— BEGIN Data provided —
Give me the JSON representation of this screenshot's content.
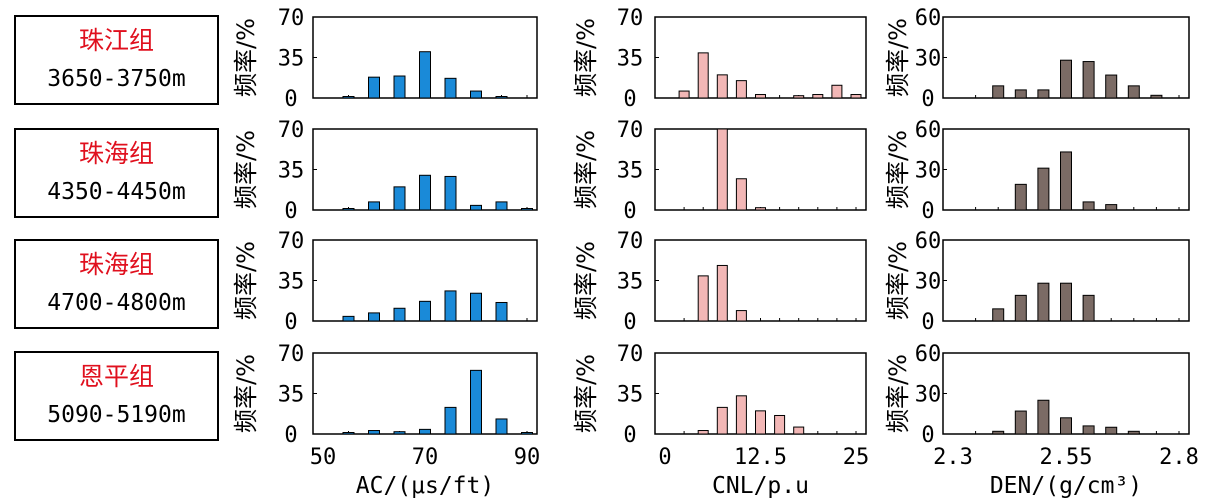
{
  "zones": [
    {
      "name": "珠江组",
      "depth": "3650-3750m"
    },
    {
      "name": "珠海组",
      "depth": "4350-4450m"
    },
    {
      "name": "珠海组",
      "depth": "4700-4800m"
    },
    {
      "name": "恩平组",
      "depth": "5090-5190m"
    }
  ],
  "colors": {
    "zone_name": "#e0101e",
    "ac": "#1a8ad8",
    "cnl": "#f2b7b6",
    "den": "#7b6b65",
    "frame": "#000000"
  },
  "chart_data": [
    {
      "type": "bar",
      "column": "AC",
      "ylabel": "频率/%",
      "xlabel": "AC/(μs/ft)",
      "xlim": [
        50,
        90
      ],
      "xtick_values": [
        50,
        70,
        90
      ],
      "xtick_labels": [
        "50",
        "70",
        "90"
      ],
      "ylim": [
        0,
        70
      ],
      "ytick_values": [
        0,
        35,
        70
      ],
      "ytick_labels": [
        "0",
        "35",
        "70"
      ],
      "categories": [
        55,
        60,
        65,
        70,
        75,
        80,
        85,
        90
      ],
      "series": [
        {
          "name": "珠江组 3650-3750m",
          "values": [
            1,
            18,
            19,
            40,
            17,
            6,
            1,
            0
          ]
        },
        {
          "name": "珠海组 4350-4450m",
          "values": [
            1,
            7,
            20,
            30,
            29,
            4,
            7,
            1
          ]
        },
        {
          "name": "珠海组 4700-4800m",
          "values": [
            4,
            7,
            11,
            17,
            26,
            24,
            16,
            0
          ]
        },
        {
          "name": "恩平组 5090-5190m",
          "values": [
            1,
            3,
            2,
            4,
            23,
            55,
            13,
            1
          ]
        }
      ]
    },
    {
      "type": "bar",
      "column": "CNL",
      "ylabel": "频率/%",
      "xlabel": "CNL/p.u",
      "xlim": [
        0,
        25
      ],
      "xtick_values": [
        0,
        12.5,
        25
      ],
      "xtick_labels": [
        "0",
        "12.5",
        "25"
      ],
      "ylim": [
        0,
        70
      ],
      "ytick_values": [
        0,
        35,
        70
      ],
      "ytick_labels": [
        "0",
        "35",
        "70"
      ],
      "categories": [
        2.5,
        5,
        7.5,
        10,
        12.5,
        15,
        17.5,
        20,
        22.5,
        25
      ],
      "series": [
        {
          "name": "珠江组 3650-3750m",
          "values": [
            6,
            39,
            20,
            15,
            3,
            0,
            2,
            3,
            11,
            3
          ]
        },
        {
          "name": "珠海组 4350-4450m",
          "values": [
            0,
            0,
            70,
            27,
            2,
            0,
            0,
            0,
            0,
            0
          ]
        },
        {
          "name": "珠海组 4700-4800m",
          "values": [
            0,
            39,
            48,
            9,
            0,
            0,
            0,
            0,
            0,
            0
          ]
        },
        {
          "name": "恩平组 5090-5190m",
          "values": [
            0,
            3,
            23,
            33,
            20,
            16,
            6,
            0,
            0,
            0
          ]
        }
      ]
    },
    {
      "type": "bar",
      "column": "DEN",
      "ylabel": "频率/%",
      "xlabel": "DEN/(g/cm³)",
      "xlim": [
        2.3,
        2.8
      ],
      "xtick_values": [
        2.3,
        2.55,
        2.8
      ],
      "xtick_labels": [
        "2.3",
        "2.55",
        "2.8"
      ],
      "ylim": [
        0,
        60
      ],
      "ytick_values": [
        0,
        30,
        60
      ],
      "ytick_labels": [
        "0",
        "30",
        "60"
      ],
      "categories": [
        2.35,
        2.4,
        2.45,
        2.5,
        2.55,
        2.6,
        2.65,
        2.7,
        2.75,
        2.8
      ],
      "series": [
        {
          "name": "珠江组 3650-3750m",
          "values": [
            0,
            9,
            6,
            6,
            28,
            27,
            17,
            9,
            2,
            0
          ]
        },
        {
          "name": "珠海组 4350-4450m",
          "values": [
            0,
            0,
            19,
            31,
            43,
            6,
            4,
            0,
            0,
            0
          ]
        },
        {
          "name": "珠海组 4700-4800m",
          "values": [
            0,
            9,
            19,
            28,
            28,
            19,
            0,
            0,
            0,
            0
          ]
        },
        {
          "name": "恩平组 5090-5190m",
          "values": [
            0,
            2,
            17,
            25,
            12,
            6,
            5,
            2,
            0,
            0
          ]
        }
      ]
    }
  ]
}
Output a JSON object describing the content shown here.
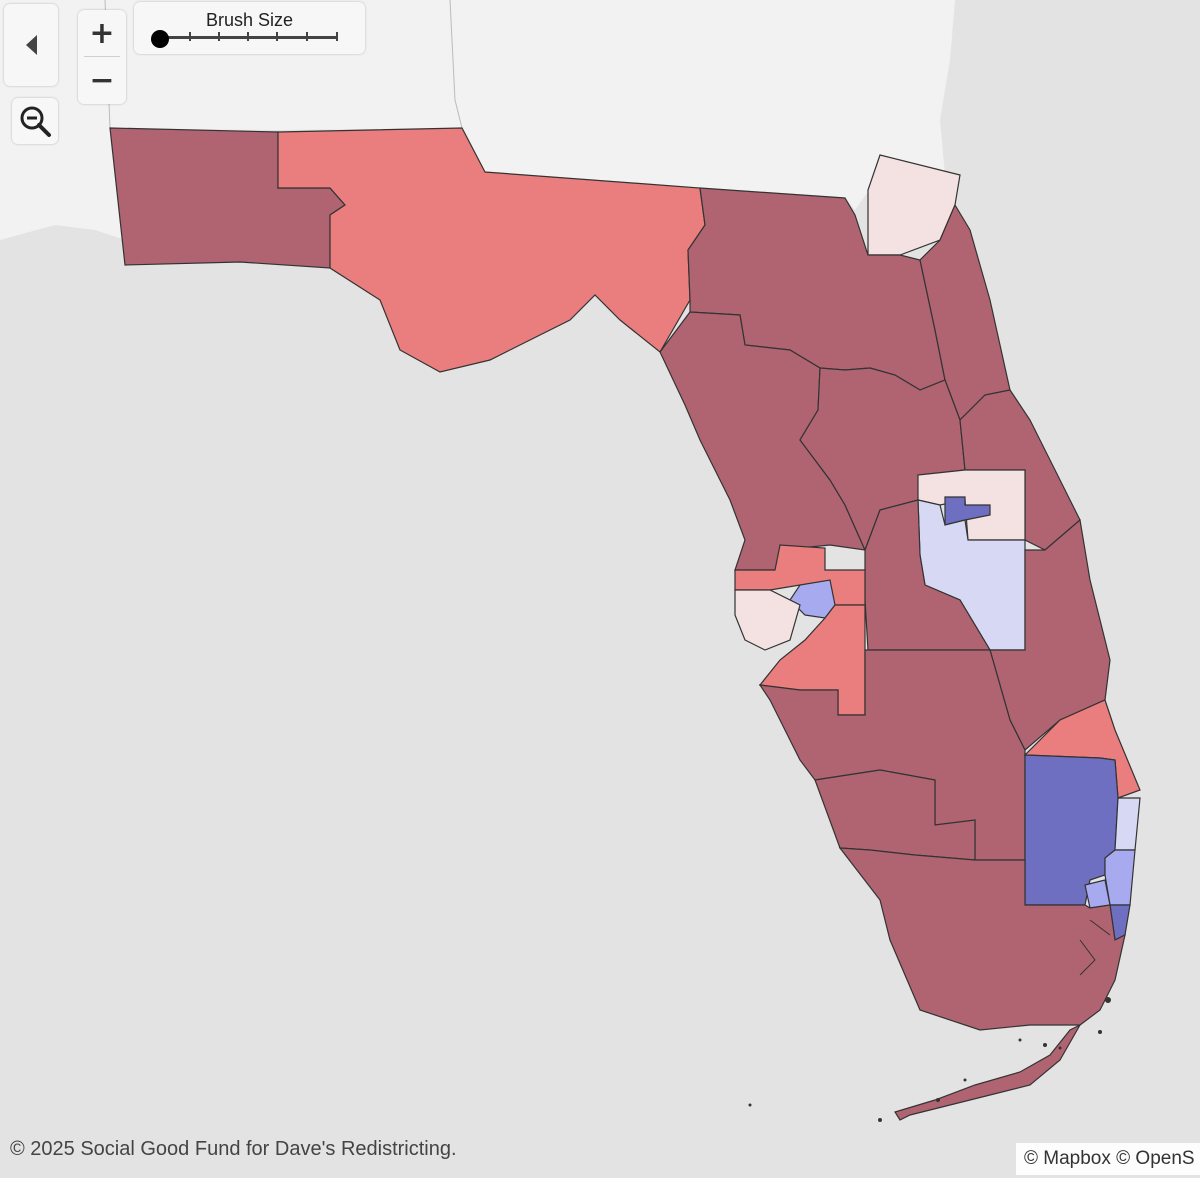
{
  "map": {
    "region": "Florida",
    "colors": {
      "water": "#e3e3e3",
      "land": "#f2f2f2",
      "safe_r": "#b06472",
      "lean_r": "#ea7d7d",
      "tilt_r": "#f4e2e2",
      "tilt_d": "#d7d9f4",
      "lean_d": "#a8aaf0",
      "safe_d": "#6e6fc0"
    }
  },
  "controls": {
    "back_icon": "chevron-left-icon",
    "zoom_in_label": "+",
    "zoom_out_label": "−",
    "zoom_extent_icon": "magnifier-minus-icon",
    "brush_label": "Brush Size",
    "brush_level": 0
  },
  "footer": {
    "copyright": "© 2025 Social Good Fund for Dave's Redistricting.",
    "attribution": "© Mapbox © OpenS"
  }
}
— END Data provided —
Exercise requirements »
Return the entries unchanged, save for the pictures, which do not belong in the copy.

Expected answer »
Give me the JSON representation of this screenshot's content.
{
  "zones": [
    {
      "name": "珠江组",
      "depth": "3650-3750m"
    },
    {
      "name": "珠海组",
      "depth": "4350-4450m"
    },
    {
      "name": "珠海组",
      "depth": "4700-4800m"
    },
    {
      "name": "恩平组",
      "depth": "5090-5190m"
    }
  ],
  "colors": {
    "zone_name": "#e0101e",
    "ac": "#1a8ad8",
    "cnl": "#f2b7b6",
    "den": "#7b6b65",
    "frame": "#000000"
  },
  "chart_data": [
    {
      "type": "bar",
      "column": "AC",
      "ylabel": "频率/%",
      "xlabel": "AC/(μs/ft)",
      "xlim": [
        50,
        90
      ],
      "xtick_values": [
        50,
        70,
        90
      ],
      "xtick_labels": [
        "50",
        "70",
        "90"
      ],
      "ylim": [
        0,
        70
      ],
      "ytick_values": [
        0,
        35,
        70
      ],
      "ytick_labels": [
        "0",
        "35",
        "70"
      ],
      "categories": [
        55,
        60,
        65,
        70,
        75,
        80,
        85,
        90
      ],
      "series": [
        {
          "name": "珠江组 3650-3750m",
          "values": [
            1,
            18,
            19,
            40,
            17,
            6,
            1,
            0
          ]
        },
        {
          "name": "珠海组 4350-4450m",
          "values": [
            1,
            7,
            20,
            30,
            29,
            4,
            7,
            1
          ]
        },
        {
          "name": "珠海组 4700-4800m",
          "values": [
            4,
            7,
            11,
            17,
            26,
            24,
            16,
            0
          ]
        },
        {
          "name": "恩平组 5090-5190m",
          "values": [
            1,
            3,
            2,
            4,
            23,
            55,
            13,
            1
          ]
        }
      ]
    },
    {
      "type": "bar",
      "column": "CNL",
      "ylabel": "频率/%",
      "xlabel": "CNL/p.u",
      "xlim": [
        0,
        25
      ],
      "xtick_values": [
        0,
        12.5,
        25
      ],
      "xtick_labels": [
        "0",
        "12.5",
        "25"
      ],
      "ylim": [
        0,
        70
      ],
      "ytick_values": [
        0,
        35,
        70
      ],
      "ytick_labels": [
        "0",
        "35",
        "70"
      ],
      "categories": [
        2.5,
        5,
        7.5,
        10,
        12.5,
        15,
        17.5,
        20,
        22.5,
        25
      ],
      "series": [
        {
          "name": "珠江组 3650-3750m",
          "values": [
            6,
            39,
            20,
            15,
            3,
            0,
            2,
            3,
            11,
            3
          ]
        },
        {
          "name": "珠海组 4350-4450m",
          "values": [
            0,
            0,
            70,
            27,
            2,
            0,
            0,
            0,
            0,
            0
          ]
        },
        {
          "name": "珠海组 4700-4800m",
          "values": [
            0,
            39,
            48,
            9,
            0,
            0,
            0,
            0,
            0,
            0
          ]
        },
        {
          "name": "恩平组 5090-5190m",
          "values": [
            0,
            3,
            23,
            33,
            20,
            16,
            6,
            0,
            0,
            0
          ]
        }
      ]
    },
    {
      "type": "bar",
      "column": "DEN",
      "ylabel": "频率/%",
      "xlabel": "DEN/(g/cm³)",
      "xlim": [
        2.3,
        2.8
      ],
      "xtick_values": [
        2.3,
        2.55,
        2.8
      ],
      "xtick_labels": [
        "2.3",
        "2.55",
        "2.8"
      ],
      "ylim": [
        0,
        60
      ],
      "ytick_values": [
        0,
        30,
        60
      ],
      "ytick_labels": [
        "0",
        "30",
        "60"
      ],
      "categories": [
        2.35,
        2.4,
        2.45,
        2.5,
        2.55,
        2.6,
        2.65,
        2.7,
        2.75,
        2.8
      ],
      "series": [
        {
          "name": "珠江组 3650-3750m",
          "values": [
            0,
            9,
            6,
            6,
            28,
            27,
            17,
            9,
            2,
            0
          ]
        },
        {
          "name": "珠海组 4350-4450m",
          "values": [
            0,
            0,
            19,
            31,
            43,
            6,
            4,
            0,
            0,
            0
          ]
        },
        {
          "name": "珠海组 4700-4800m",
          "values": [
            0,
            9,
            19,
            28,
            28,
            19,
            0,
            0,
            0,
            0
          ]
        },
        {
          "name": "恩平组 5090-5190m",
          "values": [
            0,
            2,
            17,
            25,
            12,
            6,
            5,
            2,
            0,
            0
          ]
        }
      ]
    }
  ]
}
Output a JSON object describing the content shown here.
{
  "map": {
    "region": "Florida",
    "colors": {
      "water": "#e3e3e3",
      "land": "#f2f2f2",
      "safe_r": "#b06472",
      "lean_r": "#ea7d7d",
      "tilt_r": "#f4e2e2",
      "tilt_d": "#d7d9f4",
      "lean_d": "#a8aaf0",
      "safe_d": "#6e6fc0"
    }
  },
  "controls": {
    "back_icon": "chevron-left-icon",
    "zoom_in_label": "+",
    "zoom_out_label": "−",
    "zoom_extent_icon": "magnifier-minus-icon",
    "brush_label": "Brush Size",
    "brush_level": 0
  },
  "footer": {
    "copyright": "© 2025 Social Good Fund for Dave's Redistricting.",
    "attribution": "© Mapbox © OpenS"
  }
}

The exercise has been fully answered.